=== WHAT YOU ARE ASKED TO DO ===
Return all of the lines below exactly as they are.

=== INFORMATION SUPPLIED ===
______________________________
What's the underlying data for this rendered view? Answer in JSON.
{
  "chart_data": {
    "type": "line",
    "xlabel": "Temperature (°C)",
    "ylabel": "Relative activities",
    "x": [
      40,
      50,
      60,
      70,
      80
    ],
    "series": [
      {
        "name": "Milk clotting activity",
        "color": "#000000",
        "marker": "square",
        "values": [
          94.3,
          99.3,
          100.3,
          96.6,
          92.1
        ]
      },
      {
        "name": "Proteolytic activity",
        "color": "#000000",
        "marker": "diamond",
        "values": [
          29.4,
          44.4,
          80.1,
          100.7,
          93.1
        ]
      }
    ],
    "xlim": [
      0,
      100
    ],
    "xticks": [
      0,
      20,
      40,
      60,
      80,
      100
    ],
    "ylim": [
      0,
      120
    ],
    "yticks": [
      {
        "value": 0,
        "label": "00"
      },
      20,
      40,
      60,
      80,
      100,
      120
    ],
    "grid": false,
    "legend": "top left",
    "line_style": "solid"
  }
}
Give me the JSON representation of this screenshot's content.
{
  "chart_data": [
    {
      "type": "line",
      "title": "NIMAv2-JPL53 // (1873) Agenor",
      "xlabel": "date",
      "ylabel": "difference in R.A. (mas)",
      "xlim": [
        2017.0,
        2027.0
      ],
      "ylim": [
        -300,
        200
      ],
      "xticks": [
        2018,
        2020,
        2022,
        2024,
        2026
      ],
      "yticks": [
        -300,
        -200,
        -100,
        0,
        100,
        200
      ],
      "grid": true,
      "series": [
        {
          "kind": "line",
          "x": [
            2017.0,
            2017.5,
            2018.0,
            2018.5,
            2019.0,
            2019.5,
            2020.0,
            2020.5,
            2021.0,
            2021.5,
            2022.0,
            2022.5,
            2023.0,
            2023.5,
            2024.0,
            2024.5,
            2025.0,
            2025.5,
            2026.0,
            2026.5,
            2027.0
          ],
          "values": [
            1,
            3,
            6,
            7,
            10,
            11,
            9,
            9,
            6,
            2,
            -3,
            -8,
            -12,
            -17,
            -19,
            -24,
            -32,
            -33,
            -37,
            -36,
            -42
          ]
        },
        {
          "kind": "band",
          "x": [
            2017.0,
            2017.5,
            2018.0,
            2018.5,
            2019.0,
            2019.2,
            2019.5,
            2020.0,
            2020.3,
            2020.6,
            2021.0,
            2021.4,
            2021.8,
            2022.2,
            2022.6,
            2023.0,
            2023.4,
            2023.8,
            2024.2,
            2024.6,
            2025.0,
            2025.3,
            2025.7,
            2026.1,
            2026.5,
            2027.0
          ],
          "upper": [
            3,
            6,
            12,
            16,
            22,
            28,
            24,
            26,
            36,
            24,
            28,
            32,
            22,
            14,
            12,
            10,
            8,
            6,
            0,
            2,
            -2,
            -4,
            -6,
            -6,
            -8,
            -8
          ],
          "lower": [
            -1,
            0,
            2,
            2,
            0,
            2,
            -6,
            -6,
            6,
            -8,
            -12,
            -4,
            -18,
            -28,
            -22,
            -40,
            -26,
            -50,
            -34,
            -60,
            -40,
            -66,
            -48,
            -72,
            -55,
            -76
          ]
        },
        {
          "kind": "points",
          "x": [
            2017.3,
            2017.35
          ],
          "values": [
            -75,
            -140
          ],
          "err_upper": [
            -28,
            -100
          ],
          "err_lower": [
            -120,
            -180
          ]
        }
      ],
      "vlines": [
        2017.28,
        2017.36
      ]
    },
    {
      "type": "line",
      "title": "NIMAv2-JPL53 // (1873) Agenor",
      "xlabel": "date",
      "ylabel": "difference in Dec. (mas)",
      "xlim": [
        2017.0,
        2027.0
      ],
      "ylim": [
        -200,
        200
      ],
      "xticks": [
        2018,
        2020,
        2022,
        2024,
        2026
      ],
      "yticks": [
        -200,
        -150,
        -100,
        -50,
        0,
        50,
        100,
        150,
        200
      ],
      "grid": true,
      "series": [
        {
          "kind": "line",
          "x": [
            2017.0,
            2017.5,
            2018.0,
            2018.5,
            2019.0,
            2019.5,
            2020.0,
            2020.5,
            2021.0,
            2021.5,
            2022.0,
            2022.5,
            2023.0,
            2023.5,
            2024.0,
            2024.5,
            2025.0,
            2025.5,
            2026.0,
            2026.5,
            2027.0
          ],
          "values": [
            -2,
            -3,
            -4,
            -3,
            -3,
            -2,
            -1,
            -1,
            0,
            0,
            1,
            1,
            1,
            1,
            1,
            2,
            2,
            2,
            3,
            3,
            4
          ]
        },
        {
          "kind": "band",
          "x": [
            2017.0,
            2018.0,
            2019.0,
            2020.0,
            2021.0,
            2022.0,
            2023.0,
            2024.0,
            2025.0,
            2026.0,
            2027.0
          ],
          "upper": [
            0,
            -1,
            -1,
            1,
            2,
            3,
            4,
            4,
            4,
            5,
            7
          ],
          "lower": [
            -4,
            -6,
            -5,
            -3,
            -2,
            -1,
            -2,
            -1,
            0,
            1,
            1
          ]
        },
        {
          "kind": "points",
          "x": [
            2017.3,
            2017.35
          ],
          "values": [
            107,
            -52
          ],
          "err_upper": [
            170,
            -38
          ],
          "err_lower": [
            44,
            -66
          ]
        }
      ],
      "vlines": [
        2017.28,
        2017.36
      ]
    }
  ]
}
______________________________
=== RESPONSE FOR THIS EXERCISE ===
What's the underlying data for this rendered view? Answer in JSON.
{
  "chart_data": {
    "type": "line",
    "xlabel": "Temperature (°C)",
    "ylabel": "Relative activities",
    "x": [
      40,
      50,
      60,
      70,
      80
    ],
    "series": [
      {
        "name": "Milk clotting activity",
        "color": "#000000",
        "marker": "square",
        "values": [
          94.3,
          99.3,
          100.3,
          96.6,
          92.1
        ]
      },
      {
        "name": "Proteolytic activity",
        "color": "#000000",
        "marker": "diamond",
        "values": [
          29.4,
          44.4,
          80.1,
          100.7,
          93.1
        ]
      }
    ],
    "xlim": [
      0,
      100
    ],
    "xticks": [
      0,
      20,
      40,
      60,
      80,
      100
    ],
    "ylim": [
      0,
      120
    ],
    "yticks": [
      {
        "value": 0,
        "label": "00"
      },
      20,
      40,
      60,
      80,
      100,
      120
    ],
    "grid": false,
    "legend": "top left",
    "line_style": "solid"
  }
}
Give me the JSON representation of this screenshot's content.
{
  "chart_data": [
    {
      "type": "line",
      "title": "NIMAv2-JPL53 // (1873) Agenor",
      "xlabel": "date",
      "ylabel": "difference in R.A. (mas)",
      "xlim": [
        2017.0,
        2027.0
      ],
      "ylim": [
        -300,
        200
      ],
      "xticks": [
        2018,
        2020,
        2022,
        2024,
        2026
      ],
      "yticks": [
        -300,
        -200,
        -100,
        0,
        100,
        200
      ],
      "grid": true,
      "series": [
        {
          "kind": "line",
          "x": [
            2017.0,
            2017.5,
            2018.0,
            2018.5,
            2019.0,
            2019.5,
            2020.0,
            2020.5,
            2021.0,
            2021.5,
            2022.0,
            2022.5,
            2023.0,
            2023.5,
            2024.0,
            2024.5,
            2025.0,
            2025.5,
            2026.0,
            2026.5,
            2027.0
          ],
          "values": [
            1,
            3,
            6,
            7,
            10,
            11,
            9,
            9,
            6,
            2,
            -3,
            -8,
            -12,
            -17,
            -19,
            -24,
            -32,
            -33,
            -37,
            -36,
            -42
          ]
        },
        {
          "kind": "band",
          "x": [
            2017.0,
            2017.5,
            2018.0,
            2018.5,
            2019.0,
            2019.2,
            2019.5,
            2020.0,
            2020.3,
            2020.6,
            2021.0,
            2021.4,
            2021.8,
            2022.2,
            2022.6,
            2023.0,
            2023.4,
            2023.8,
            2024.2,
            2024.6,
            2025.0,
            2025.3,
            2025.7,
            2026.1,
            2026.5,
            2027.0
          ],
          "upper": [
            3,
            6,
            12,
            16,
            22,
            28,
            24,
            26,
            36,
            24,
            28,
            32,
            22,
            14,
            12,
            10,
            8,
            6,
            0,
            2,
            -2,
            -4,
            -6,
            -6,
            -8,
            -8
          ],
          "lower": [
            -1,
            0,
            2,
            2,
            0,
            2,
            -6,
            -6,
            6,
            -8,
            -12,
            -4,
            -18,
            -28,
            -22,
            -40,
            -26,
            -50,
            -34,
            -60,
            -40,
            -66,
            -48,
            -72,
            -55,
            -76
          ]
        },
        {
          "kind": "points",
          "x": [
            2017.3,
            2017.35
          ],
          "values": [
            -75,
            -140
          ],
          "err_upper": [
            -28,
            -100
          ],
          "err_lower": [
            -120,
            -180
          ]
        }
      ],
      "vlines": [
        2017.28,
        2017.36
      ]
    },
    {
      "type": "line",
      "title": "NIMAv2-JPL53 // (1873) Agenor",
      "xlabel": "date",
      "ylabel": "difference in Dec. (mas)",
      "xlim": [
        2017.0,
        2027.0
      ],
      "ylim": [
        -200,
        200
      ],
      "xticks": [
        2018,
        2020,
        2022,
        2024,
        2026
      ],
      "yticks": [
        -200,
        -150,
        -100,
        -50,
        0,
        50,
        100,
        150,
        200
      ],
      "grid": true,
      "series": [
        {
          "kind": "line",
          "x": [
            2017.0,
            2017.5,
            2018.0,
            2018.5,
            2019.0,
            2019.5,
            2020.0,
            2020.5,
            2021.0,
            2021.5,
            2022.0,
            2022.5,
            2023.0,
            2023.5,
            2024.0,
            2024.5,
            2025.0,
            2025.5,
            2026.0,
            2026.5,
            2027.0
          ],
          "values": [
            -2,
            -3,
            -4,
            -3,
            -3,
            -2,
            -1,
            -1,
            0,
            0,
            1,
            1,
            1,
            1,
            1,
            2,
            2,
            2,
            3,
            3,
            4
          ]
        },
        {
          "kind": "band",
          "x": [
            2017.0,
            2018.0,
            2019.0,
            2020.0,
            2021.0,
            2022.0,
            2023.0,
            2024.0,
            2025.0,
            2026.0,
            2027.0
          ],
          "upper": [
            0,
            -1,
            -1,
            1,
            2,
            3,
            4,
            4,
            4,
            5,
            7
          ],
          "lower": [
            -4,
            -6,
            -5,
            -3,
            -2,
            -1,
            -2,
            -1,
            0,
            1,
            1
          ]
        },
        {
          "kind": "points",
          "x": [
            2017.3,
            2017.35
          ],
          "values": [
            107,
            -52
          ],
          "err_upper": [
            170,
            -38
          ],
          "err_lower": [
            44,
            -66
          ]
        }
      ],
      "vlines": [
        2017.28,
        2017.36
      ]
    }
  ]
}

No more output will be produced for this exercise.